■ Task to complete
Give every entry again, unchanged, and leave its images out.

(Saved entries)
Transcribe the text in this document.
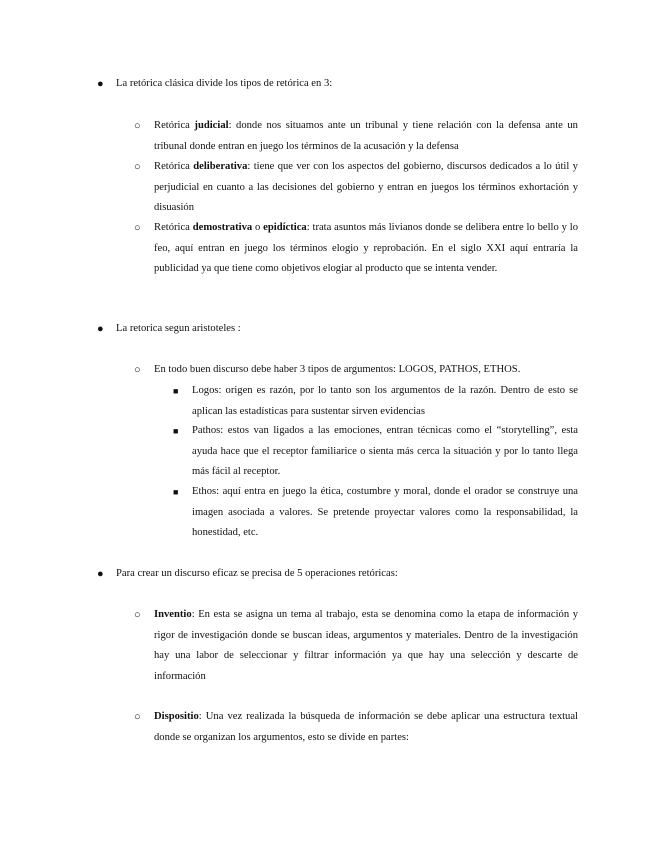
● La retórica clásica divide los tipos de retórica en 3:
○ Retórica judicial: donde nos situamos ante un tribunal y tiene relación con la defensa ante un tribunal donde entran en juego los términos de la acusación y la defensa
○ Retórica deliberativa: tiene que ver con los aspectos del gobierno, discursos dedicados a lo útil y perjudicial en cuanto a las decisiones del gobierno y entran en juegos los términos exhortación y disuasión
○ Retórica demostrativa o epidíctica: trata asuntos más livianos donde se delibera entre lo bello y lo feo, aquí entran en juego los términos elogio y reprobación. En el siglo XXI aquí entraría la publicidad ya que tiene como objetivos elogiar al producto que se intenta vender.
● La retorica segun aristoteles :
○ En todo buen discurso debe haber 3 tipos de argumentos: LOGOS, PATHOS, ETHOS.
■ Logos: origen es razón, por lo tanto son los argumentos de la razón. Dentro de esto se aplican las estadísticas para sustentar sirven evidencias
■ Pathos: estos van ligados a las emociones, entran técnicas como el “storytelling”, esta ayuda hace que el receptor familiarice o sienta más cerca la situación y por lo tanto llega más fácil al receptor.
■ Ethos: aquí entra en juego la ética, costumbre y moral, donde el orador se construye una imagen asociada a valores. Se pretende proyectar valores como la responsabilidad, la honestidad, etc.
● Para crear un discurso eficaz se precisa de 5 operaciones retóricas:
○ Inventio: En esta se asigna un tema al trabajo, esta se denomina como la etapa de información y rigor de investigación donde se buscan ideas, argumentos y materiales. Dentro de la investigación hay una labor de seleccionar y filtrar información ya que hay una selección y descarte de información
○ Dispositio: Una vez realizada la búsqueda de información se debe aplicar una estructura textual donde se organizan los argumentos, esto se divide en partes:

■ Output of the task
Transcribe the text in this document.
● La retórica clásica divide los tipos de retórica en 3:
○ Retórica judicial: donde nos situamos ante un tribunal y tiene relación con la defensa ante un tribunal donde entran en juego los términos de la acusación y la defensa
○ Retórica deliberativa: tiene que ver con los aspectos del gobierno, discursos dedicados a lo útil y perjudicial en cuanto a las decisiones del gobierno y entran en juegos los términos exhortación y disuasión
○ Retórica demostrativa o epidíctica: trata asuntos más livianos donde se delibera entre lo bello y lo feo, aquí entran en juego los términos elogio y reprobación. En el siglo XXI aquí entraría la publicidad ya que tiene como objetivos elogiar al producto que se intenta vender.
● La retorica segun aristoteles :
○ En todo buen discurso debe haber 3 tipos de argumentos: LOGOS, PATHOS, ETHOS.
■ Logos: origen es razón, por lo tanto son los argumentos de la razón. Dentro de esto se aplican las estadísticas para sustentar sirven evidencias
■ Pathos: estos van ligados a las emociones, entran técnicas como el “storytelling”, esta ayuda hace que el receptor familiarice o sienta más cerca la situación y por lo tanto llega más fácil al receptor.
■ Ethos: aquí entra en juego la ética, costumbre y moral, donde el orador se construye una imagen asociada a valores. Se pretende proyectar valores como la responsabilidad, la honestidad, etc.
● Para crear un discurso eficaz se precisa de 5 operaciones retóricas:
○ Inventio: En esta se asigna un tema al trabajo, esta se denomina como la etapa de información y rigor de investigación donde se buscan ideas, argumentos y materiales. Dentro de la investigación hay una labor de seleccionar y filtrar información ya que hay una selección y descarte de información
○ Dispositio: Una vez realizada la búsqueda de información se debe aplicar una estructura textual donde se organizan los argumentos, esto se divide en partes:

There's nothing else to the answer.